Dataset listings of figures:
○ ○ ○ ○ ○ ○ ○

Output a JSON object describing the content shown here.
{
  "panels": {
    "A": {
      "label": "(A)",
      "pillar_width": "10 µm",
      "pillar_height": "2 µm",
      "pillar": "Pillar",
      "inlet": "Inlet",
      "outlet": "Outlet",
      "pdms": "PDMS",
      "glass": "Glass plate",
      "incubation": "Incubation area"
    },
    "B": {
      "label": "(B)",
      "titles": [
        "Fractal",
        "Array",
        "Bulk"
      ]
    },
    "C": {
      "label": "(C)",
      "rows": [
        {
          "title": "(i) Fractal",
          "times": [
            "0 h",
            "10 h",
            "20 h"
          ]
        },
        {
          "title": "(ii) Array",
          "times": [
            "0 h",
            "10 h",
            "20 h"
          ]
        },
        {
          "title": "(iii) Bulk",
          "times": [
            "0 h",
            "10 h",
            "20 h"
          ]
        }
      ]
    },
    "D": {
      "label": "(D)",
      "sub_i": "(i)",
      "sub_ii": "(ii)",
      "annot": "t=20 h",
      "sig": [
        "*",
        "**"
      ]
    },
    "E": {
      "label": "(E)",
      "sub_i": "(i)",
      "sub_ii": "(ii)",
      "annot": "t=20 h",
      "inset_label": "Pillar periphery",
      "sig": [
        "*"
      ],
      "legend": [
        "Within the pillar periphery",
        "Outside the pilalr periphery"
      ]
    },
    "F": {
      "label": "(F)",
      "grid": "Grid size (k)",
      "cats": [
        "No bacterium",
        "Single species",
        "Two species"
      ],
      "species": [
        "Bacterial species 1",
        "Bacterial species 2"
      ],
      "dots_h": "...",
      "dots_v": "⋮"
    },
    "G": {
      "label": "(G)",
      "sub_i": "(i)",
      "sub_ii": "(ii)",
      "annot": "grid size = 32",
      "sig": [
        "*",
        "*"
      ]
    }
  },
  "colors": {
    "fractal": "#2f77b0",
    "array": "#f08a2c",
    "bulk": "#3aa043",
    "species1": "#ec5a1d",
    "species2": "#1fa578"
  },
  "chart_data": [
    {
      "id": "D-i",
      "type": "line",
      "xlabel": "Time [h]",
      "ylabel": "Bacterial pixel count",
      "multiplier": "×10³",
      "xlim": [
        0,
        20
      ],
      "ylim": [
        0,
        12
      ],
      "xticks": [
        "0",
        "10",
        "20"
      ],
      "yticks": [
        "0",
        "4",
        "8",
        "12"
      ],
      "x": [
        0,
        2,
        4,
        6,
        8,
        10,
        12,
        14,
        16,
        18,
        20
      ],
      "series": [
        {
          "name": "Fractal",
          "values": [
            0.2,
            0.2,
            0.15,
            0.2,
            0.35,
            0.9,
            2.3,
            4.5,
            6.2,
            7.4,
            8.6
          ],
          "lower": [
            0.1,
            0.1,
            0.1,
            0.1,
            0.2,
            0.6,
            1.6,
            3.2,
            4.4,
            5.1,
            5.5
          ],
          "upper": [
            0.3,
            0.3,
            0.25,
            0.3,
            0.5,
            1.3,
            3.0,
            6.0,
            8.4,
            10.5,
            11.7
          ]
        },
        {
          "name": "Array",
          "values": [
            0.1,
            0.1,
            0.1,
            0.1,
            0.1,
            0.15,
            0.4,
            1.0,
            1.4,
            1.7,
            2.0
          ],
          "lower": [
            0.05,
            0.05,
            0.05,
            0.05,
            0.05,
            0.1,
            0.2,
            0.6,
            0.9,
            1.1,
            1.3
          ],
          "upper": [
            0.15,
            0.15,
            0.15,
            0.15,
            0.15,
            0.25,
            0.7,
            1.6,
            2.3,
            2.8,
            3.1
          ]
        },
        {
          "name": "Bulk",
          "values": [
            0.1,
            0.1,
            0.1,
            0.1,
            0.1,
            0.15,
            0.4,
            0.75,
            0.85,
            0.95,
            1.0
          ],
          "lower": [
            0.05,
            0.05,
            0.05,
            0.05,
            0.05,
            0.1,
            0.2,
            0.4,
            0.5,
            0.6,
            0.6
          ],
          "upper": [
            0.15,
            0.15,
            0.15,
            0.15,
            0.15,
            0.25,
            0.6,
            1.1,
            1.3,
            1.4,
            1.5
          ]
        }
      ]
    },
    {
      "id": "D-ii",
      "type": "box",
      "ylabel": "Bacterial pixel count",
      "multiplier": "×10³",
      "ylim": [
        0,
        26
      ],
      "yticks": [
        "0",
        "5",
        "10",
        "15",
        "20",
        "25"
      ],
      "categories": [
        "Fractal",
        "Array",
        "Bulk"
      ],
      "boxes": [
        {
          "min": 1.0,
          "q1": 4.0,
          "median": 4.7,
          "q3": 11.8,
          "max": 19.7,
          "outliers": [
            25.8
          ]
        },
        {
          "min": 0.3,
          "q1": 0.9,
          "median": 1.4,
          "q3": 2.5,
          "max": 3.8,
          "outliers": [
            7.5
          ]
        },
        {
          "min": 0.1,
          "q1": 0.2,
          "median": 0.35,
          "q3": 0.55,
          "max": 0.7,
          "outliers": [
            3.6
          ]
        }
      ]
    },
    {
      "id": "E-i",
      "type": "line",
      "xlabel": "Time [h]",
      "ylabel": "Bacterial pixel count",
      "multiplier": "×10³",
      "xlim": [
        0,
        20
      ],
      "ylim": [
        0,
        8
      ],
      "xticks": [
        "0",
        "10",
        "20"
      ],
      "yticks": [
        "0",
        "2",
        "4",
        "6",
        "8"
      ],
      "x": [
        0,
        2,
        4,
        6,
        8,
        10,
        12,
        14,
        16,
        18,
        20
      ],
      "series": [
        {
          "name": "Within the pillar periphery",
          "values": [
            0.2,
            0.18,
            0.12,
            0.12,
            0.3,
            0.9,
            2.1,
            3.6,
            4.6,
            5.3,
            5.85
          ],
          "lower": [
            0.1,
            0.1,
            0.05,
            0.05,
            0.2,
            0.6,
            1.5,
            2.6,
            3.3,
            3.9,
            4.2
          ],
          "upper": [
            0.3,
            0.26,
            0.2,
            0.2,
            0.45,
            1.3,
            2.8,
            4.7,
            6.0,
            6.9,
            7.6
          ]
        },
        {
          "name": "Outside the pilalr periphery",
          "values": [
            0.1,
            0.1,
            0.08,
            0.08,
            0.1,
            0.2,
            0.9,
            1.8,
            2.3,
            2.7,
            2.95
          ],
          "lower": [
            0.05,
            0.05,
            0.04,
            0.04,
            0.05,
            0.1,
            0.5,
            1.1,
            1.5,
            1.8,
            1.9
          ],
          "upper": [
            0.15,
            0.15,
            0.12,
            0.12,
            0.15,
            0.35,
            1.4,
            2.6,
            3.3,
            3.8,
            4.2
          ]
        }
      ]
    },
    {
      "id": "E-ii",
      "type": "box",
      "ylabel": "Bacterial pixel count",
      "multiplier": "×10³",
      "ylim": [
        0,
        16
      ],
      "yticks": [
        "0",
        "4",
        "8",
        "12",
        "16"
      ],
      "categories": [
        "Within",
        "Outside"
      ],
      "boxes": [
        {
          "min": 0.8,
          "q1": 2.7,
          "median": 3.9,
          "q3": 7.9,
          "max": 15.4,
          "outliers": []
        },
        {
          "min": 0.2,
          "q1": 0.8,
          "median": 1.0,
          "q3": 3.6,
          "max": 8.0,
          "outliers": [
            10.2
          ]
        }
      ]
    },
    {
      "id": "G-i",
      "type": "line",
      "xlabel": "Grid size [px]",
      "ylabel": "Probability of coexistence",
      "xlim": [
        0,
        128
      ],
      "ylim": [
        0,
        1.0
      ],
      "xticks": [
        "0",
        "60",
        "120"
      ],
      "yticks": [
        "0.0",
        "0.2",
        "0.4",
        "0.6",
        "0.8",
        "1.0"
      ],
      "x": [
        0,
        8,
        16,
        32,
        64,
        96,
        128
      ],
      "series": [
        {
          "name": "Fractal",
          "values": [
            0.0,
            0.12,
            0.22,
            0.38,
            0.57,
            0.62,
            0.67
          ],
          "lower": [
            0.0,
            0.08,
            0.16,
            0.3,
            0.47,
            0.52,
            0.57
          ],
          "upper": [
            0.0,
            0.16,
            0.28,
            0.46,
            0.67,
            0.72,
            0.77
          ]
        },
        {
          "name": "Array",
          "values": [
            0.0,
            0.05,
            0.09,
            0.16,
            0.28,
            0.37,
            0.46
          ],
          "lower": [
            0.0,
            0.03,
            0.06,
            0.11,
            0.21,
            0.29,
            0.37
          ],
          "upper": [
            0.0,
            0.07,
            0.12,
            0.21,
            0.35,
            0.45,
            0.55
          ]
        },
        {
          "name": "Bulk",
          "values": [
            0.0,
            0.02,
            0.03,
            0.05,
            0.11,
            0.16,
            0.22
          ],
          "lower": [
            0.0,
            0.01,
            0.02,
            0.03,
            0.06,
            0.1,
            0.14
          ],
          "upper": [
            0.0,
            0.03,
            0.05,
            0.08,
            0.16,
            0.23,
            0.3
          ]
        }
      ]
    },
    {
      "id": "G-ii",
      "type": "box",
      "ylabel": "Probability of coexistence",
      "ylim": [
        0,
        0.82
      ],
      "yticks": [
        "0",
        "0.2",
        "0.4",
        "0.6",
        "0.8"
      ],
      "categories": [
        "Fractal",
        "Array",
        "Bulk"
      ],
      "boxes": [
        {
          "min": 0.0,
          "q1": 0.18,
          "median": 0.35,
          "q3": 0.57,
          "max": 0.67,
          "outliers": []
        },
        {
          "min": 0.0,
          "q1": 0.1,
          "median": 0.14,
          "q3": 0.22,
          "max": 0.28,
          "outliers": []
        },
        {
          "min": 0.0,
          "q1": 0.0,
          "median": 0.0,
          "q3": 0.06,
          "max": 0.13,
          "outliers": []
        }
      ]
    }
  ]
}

○ ○ ○ ○ ○ ○ ○

§ **Task prompt**: Once you find the string "Within" in a line of the records, copy that line.

§ **Result for this exercise**:
        "Within the pillar periphery",
          "name": "Within the pillar periphery",
        "Within",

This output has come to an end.